SET PROBLEM:
Collect all lines from the records below that include the word "TradingView".

'''

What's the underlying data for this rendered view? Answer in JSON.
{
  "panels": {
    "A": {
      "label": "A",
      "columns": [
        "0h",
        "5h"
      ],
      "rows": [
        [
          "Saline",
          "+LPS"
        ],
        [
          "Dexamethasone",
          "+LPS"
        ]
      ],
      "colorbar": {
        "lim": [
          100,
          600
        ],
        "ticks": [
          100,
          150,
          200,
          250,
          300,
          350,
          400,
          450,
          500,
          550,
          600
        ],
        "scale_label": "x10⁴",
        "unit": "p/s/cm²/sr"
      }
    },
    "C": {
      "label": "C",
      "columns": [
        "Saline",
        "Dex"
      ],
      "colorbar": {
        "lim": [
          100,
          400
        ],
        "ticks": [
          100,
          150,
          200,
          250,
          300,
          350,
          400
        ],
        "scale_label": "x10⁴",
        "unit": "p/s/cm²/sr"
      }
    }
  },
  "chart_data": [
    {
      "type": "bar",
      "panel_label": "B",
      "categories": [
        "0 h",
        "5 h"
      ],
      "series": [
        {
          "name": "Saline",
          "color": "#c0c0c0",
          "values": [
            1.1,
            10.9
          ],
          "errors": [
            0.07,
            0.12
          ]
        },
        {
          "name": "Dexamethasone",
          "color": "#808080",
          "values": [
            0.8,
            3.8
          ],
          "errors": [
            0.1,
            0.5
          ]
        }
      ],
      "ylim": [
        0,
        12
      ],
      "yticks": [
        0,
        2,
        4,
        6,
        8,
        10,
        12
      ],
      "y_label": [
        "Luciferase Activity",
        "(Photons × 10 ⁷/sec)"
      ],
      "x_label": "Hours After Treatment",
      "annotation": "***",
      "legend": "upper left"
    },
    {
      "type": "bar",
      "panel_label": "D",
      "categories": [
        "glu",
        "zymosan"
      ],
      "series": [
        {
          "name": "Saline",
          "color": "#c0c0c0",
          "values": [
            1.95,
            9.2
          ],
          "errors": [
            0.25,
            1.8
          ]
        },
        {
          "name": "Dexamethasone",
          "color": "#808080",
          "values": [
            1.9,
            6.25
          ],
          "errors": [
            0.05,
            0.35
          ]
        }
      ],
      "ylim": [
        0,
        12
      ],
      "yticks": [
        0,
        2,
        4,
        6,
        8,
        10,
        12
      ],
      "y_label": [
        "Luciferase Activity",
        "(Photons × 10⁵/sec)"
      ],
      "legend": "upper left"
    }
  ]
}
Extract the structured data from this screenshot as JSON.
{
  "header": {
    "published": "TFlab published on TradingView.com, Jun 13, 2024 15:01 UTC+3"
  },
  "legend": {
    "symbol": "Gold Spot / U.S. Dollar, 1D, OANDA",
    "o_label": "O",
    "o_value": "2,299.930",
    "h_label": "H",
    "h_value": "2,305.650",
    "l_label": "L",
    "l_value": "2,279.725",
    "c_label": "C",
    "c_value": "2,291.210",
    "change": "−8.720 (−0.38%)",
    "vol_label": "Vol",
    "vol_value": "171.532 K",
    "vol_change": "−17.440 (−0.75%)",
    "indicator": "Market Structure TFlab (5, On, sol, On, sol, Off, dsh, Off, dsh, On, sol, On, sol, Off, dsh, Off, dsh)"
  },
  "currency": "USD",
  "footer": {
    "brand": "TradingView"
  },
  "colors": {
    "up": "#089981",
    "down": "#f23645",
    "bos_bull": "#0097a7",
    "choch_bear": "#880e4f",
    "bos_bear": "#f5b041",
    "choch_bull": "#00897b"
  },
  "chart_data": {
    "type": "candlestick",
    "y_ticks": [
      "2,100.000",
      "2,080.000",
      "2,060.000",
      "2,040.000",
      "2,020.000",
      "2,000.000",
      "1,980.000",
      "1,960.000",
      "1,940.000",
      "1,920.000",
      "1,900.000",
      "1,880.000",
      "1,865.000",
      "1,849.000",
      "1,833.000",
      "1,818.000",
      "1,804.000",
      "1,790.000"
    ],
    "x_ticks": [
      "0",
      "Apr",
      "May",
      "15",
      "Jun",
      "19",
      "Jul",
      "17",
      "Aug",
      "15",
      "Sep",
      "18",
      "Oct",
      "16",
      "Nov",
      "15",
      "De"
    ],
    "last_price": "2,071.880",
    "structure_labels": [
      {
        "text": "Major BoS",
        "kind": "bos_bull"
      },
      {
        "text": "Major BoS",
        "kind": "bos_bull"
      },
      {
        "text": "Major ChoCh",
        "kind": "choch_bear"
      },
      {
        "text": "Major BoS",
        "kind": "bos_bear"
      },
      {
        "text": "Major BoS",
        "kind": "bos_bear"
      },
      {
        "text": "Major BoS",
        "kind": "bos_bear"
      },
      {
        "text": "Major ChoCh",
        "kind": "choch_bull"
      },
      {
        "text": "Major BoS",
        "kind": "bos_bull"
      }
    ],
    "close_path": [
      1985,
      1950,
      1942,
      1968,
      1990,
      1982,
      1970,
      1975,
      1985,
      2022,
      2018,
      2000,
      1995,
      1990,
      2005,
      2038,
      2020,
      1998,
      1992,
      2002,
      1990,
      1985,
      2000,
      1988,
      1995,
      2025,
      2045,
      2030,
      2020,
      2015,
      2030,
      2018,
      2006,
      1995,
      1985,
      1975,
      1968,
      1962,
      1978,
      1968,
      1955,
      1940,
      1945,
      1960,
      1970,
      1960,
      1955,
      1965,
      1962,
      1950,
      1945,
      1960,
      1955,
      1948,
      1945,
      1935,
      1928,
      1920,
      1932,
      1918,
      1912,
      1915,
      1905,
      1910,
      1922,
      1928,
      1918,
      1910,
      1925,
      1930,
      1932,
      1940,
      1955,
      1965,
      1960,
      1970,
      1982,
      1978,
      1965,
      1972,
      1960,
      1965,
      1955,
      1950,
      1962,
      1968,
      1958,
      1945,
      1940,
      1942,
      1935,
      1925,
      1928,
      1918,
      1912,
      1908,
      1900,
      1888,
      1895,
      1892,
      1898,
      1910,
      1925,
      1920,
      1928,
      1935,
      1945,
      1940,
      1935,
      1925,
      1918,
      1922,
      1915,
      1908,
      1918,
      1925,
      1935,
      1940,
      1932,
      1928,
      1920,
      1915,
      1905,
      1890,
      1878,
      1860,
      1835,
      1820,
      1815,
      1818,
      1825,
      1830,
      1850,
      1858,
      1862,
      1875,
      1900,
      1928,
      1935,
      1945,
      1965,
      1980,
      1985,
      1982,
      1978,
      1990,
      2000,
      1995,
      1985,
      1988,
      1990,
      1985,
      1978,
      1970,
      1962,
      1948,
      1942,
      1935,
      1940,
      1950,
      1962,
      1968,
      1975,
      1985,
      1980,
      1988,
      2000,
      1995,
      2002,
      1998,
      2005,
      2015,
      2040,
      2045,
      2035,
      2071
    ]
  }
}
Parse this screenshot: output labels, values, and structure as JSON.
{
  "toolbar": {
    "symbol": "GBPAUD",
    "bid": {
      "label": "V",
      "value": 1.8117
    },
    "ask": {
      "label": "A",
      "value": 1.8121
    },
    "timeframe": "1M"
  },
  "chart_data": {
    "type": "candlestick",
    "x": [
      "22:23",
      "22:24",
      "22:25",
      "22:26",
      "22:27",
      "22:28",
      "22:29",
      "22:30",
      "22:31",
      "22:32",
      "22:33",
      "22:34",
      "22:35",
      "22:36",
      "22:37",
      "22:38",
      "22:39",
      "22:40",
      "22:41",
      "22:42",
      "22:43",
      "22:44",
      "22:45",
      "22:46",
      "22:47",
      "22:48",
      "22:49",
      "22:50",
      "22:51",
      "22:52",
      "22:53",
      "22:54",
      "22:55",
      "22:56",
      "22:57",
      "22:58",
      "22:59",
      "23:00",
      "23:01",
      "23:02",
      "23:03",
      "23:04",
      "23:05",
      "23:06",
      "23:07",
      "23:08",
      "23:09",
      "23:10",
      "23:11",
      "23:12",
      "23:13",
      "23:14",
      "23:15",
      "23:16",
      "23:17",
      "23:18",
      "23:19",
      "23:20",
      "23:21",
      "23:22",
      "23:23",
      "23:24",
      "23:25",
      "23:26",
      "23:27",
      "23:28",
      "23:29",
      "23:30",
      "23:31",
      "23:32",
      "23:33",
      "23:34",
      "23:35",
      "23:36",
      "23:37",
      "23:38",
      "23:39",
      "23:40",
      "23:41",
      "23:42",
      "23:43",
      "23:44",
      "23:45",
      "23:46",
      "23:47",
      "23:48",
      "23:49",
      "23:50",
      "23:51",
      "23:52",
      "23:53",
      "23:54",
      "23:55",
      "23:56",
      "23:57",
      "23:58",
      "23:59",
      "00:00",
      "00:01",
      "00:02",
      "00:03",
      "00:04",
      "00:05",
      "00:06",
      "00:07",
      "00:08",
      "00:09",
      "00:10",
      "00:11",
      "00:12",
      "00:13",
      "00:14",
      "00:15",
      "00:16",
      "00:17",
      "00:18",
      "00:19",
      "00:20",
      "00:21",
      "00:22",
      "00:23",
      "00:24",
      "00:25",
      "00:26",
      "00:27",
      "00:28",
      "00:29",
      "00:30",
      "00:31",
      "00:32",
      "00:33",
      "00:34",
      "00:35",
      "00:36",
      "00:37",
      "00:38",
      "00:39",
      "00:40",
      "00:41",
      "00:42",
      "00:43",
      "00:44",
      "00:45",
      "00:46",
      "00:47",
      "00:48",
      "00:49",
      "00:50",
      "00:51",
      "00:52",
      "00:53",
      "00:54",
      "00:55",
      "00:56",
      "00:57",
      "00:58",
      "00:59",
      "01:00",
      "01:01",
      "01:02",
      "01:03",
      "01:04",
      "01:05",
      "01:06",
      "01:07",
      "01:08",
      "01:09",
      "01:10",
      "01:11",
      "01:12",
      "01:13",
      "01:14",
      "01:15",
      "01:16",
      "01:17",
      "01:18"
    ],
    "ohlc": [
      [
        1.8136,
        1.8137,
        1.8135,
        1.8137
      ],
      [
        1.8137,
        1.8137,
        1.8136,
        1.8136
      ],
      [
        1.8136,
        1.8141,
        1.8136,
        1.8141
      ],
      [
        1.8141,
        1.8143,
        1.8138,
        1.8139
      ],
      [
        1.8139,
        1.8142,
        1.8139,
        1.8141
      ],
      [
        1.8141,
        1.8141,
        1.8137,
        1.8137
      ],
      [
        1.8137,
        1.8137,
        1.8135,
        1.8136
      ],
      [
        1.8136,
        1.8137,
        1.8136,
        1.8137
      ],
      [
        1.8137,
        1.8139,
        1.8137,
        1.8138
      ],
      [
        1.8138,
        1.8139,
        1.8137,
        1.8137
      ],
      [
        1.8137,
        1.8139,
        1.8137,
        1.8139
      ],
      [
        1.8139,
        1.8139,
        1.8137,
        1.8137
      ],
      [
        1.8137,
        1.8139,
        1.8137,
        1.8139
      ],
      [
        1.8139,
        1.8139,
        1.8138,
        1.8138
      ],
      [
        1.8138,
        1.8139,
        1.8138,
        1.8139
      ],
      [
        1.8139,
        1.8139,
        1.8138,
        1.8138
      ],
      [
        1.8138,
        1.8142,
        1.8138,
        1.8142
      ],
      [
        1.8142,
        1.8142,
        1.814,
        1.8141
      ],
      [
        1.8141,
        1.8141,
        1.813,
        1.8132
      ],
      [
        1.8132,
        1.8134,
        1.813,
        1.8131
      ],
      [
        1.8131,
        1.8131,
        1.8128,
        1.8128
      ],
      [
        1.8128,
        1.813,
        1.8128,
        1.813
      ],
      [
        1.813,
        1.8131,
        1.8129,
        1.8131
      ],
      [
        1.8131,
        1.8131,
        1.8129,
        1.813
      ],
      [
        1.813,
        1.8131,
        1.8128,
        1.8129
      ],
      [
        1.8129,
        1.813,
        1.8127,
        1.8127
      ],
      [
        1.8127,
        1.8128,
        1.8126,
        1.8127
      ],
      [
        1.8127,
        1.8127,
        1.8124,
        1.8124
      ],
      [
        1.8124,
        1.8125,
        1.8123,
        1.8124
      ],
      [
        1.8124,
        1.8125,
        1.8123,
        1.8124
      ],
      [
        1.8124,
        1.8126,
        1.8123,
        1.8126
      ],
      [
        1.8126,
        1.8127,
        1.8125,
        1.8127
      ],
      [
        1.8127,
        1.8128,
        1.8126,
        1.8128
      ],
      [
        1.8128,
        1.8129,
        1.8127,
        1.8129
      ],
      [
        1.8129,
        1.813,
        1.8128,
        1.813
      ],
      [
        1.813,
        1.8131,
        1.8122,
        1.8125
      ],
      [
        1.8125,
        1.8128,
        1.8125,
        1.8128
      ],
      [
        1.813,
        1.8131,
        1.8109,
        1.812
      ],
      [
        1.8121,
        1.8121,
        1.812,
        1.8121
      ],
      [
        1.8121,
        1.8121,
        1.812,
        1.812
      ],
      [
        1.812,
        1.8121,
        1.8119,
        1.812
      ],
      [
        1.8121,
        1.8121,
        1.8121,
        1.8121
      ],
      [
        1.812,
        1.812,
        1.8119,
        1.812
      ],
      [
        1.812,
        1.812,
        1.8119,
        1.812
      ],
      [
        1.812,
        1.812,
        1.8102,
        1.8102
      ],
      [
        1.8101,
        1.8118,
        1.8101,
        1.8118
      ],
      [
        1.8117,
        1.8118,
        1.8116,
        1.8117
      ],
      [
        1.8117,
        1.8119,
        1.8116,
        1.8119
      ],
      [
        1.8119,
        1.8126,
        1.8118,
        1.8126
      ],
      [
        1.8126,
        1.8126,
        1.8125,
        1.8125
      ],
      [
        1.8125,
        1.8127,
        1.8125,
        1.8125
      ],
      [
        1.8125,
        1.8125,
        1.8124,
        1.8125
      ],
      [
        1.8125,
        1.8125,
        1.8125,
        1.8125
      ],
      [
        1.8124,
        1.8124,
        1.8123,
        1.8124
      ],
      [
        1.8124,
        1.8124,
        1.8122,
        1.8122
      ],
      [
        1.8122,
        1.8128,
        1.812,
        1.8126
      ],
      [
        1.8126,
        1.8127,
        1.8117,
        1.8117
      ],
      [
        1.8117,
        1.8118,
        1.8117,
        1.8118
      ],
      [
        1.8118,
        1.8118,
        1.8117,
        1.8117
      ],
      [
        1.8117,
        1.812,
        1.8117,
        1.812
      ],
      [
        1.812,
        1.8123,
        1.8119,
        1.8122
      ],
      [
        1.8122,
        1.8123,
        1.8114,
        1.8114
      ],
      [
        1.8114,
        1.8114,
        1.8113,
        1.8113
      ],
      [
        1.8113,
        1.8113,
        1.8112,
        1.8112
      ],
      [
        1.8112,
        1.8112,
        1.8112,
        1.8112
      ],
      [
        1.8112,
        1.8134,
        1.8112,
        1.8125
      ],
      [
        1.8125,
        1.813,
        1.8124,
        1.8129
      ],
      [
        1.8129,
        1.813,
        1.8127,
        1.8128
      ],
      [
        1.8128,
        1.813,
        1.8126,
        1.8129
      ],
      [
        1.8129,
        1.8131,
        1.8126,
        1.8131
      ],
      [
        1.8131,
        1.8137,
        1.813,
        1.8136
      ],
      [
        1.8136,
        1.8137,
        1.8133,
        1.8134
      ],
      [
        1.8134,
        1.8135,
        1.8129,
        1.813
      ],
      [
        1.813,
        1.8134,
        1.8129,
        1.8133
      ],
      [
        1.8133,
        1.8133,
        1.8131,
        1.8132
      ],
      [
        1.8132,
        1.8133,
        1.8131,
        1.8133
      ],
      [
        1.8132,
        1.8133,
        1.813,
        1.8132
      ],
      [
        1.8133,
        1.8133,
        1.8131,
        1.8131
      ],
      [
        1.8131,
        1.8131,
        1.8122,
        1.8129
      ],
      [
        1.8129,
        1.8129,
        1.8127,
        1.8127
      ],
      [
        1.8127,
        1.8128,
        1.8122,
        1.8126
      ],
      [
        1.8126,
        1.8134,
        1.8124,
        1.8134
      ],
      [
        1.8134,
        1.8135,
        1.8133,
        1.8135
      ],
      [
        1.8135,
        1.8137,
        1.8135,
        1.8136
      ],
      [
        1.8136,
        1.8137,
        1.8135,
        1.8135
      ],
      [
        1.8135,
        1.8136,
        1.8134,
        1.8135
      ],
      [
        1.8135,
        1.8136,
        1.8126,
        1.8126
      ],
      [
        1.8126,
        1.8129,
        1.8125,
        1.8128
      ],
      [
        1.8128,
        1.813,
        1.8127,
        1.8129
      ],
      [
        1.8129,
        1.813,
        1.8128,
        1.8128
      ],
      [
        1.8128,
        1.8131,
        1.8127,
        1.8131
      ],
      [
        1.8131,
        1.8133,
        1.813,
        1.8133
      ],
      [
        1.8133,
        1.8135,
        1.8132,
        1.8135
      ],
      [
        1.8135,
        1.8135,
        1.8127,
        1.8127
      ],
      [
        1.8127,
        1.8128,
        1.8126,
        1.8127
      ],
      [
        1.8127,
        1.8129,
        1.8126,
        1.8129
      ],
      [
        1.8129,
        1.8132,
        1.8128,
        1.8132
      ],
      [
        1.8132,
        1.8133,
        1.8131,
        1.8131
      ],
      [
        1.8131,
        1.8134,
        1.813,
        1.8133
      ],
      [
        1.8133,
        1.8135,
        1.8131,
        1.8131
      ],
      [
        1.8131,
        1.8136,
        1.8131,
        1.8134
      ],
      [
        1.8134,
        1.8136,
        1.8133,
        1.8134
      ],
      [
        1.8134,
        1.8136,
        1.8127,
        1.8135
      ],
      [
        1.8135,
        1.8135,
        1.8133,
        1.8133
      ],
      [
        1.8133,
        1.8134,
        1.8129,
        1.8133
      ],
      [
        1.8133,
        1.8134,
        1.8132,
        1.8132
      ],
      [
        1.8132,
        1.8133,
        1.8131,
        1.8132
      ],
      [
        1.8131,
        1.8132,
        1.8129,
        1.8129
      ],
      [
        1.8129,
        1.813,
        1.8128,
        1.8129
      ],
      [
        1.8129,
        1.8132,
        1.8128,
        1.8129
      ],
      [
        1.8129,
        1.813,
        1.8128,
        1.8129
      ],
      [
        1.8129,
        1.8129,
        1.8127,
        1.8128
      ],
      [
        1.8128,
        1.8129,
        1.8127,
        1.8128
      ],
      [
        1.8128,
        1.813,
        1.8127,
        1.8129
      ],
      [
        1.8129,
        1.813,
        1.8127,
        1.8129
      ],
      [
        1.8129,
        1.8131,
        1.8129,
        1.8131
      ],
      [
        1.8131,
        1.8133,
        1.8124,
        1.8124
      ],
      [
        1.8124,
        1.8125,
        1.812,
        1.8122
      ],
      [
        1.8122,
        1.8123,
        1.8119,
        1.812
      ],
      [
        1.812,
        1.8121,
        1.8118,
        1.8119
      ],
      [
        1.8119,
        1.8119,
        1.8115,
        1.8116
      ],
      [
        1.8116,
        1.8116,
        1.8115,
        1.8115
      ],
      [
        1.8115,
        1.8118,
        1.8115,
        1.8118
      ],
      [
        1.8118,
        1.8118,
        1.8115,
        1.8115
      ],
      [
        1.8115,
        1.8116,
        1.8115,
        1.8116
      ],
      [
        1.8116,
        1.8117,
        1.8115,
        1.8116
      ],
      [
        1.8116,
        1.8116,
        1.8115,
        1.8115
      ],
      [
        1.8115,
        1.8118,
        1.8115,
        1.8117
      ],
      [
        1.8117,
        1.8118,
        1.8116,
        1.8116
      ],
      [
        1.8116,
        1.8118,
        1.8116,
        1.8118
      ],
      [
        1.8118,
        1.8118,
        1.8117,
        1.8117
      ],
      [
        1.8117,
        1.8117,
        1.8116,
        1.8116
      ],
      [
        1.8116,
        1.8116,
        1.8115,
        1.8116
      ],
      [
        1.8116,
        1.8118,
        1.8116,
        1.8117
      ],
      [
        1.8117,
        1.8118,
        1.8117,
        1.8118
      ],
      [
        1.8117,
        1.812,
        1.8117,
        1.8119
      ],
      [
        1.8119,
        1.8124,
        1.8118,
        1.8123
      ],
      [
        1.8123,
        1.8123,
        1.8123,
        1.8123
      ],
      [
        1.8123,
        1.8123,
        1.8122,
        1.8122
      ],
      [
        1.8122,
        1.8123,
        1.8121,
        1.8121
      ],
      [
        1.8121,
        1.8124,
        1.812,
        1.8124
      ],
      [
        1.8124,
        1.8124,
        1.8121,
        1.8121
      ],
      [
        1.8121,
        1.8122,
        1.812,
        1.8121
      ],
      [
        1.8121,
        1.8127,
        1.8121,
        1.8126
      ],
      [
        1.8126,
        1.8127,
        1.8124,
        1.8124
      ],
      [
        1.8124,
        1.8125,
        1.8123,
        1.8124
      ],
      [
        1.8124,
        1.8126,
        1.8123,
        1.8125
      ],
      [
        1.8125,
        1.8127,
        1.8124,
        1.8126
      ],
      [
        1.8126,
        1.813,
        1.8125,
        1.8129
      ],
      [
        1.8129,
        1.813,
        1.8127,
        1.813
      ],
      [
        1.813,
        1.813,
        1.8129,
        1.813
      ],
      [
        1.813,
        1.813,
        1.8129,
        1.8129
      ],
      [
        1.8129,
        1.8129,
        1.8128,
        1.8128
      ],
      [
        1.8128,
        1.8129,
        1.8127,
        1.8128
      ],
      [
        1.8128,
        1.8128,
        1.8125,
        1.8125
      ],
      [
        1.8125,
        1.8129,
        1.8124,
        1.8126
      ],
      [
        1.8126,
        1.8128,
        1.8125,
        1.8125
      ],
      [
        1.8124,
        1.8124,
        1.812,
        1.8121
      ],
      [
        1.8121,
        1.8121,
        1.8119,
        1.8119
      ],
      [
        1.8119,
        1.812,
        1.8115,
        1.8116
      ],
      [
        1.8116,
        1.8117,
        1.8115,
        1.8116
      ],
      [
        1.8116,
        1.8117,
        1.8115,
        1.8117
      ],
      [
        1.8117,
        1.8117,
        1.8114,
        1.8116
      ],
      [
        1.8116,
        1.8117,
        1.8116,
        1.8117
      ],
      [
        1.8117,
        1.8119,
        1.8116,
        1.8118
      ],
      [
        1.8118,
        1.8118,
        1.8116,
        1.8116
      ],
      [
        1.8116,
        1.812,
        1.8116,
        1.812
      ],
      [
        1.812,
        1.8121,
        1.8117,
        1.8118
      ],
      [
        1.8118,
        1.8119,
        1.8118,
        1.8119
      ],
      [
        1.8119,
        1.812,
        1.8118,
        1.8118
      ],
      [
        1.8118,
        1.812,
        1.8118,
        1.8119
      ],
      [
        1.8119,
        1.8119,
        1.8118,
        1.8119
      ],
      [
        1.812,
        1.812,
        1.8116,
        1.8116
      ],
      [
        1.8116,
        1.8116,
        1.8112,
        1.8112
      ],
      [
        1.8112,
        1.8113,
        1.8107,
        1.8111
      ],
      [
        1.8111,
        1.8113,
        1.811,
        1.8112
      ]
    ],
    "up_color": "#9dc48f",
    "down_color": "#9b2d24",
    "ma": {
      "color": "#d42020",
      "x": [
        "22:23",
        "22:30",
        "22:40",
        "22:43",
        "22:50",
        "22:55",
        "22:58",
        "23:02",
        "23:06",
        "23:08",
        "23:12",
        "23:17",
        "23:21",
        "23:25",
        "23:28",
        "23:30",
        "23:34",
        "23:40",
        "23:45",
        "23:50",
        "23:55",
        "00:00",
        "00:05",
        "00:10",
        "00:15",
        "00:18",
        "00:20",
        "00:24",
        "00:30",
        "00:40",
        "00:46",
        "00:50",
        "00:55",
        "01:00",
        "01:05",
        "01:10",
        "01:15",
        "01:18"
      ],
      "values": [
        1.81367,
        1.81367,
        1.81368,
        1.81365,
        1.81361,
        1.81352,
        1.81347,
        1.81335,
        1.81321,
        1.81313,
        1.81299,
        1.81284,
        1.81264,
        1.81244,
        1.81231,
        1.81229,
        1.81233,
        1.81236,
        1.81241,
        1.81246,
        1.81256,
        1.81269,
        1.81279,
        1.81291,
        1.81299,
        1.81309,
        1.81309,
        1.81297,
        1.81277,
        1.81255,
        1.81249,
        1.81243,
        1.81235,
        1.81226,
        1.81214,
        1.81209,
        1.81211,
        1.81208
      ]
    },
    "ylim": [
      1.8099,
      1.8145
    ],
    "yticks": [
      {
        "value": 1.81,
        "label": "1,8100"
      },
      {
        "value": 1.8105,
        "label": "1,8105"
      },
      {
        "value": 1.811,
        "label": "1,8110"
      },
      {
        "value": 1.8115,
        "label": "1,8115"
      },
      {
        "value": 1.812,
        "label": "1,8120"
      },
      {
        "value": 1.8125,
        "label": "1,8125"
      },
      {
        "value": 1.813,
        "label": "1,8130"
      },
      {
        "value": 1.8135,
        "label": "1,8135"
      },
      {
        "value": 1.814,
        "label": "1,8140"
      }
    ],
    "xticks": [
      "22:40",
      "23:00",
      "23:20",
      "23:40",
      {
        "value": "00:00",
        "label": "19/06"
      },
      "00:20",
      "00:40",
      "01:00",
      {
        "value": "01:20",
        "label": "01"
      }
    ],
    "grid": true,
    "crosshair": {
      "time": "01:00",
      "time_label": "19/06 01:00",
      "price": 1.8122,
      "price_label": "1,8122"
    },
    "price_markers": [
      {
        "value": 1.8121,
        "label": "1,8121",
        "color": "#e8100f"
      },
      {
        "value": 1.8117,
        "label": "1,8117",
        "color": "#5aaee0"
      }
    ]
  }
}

'''

OUTPUT:
    "published": "TFlab published on TradingView.com, Jun 13, 2024 15:01 UTC+3"
    "brand": "TradingView"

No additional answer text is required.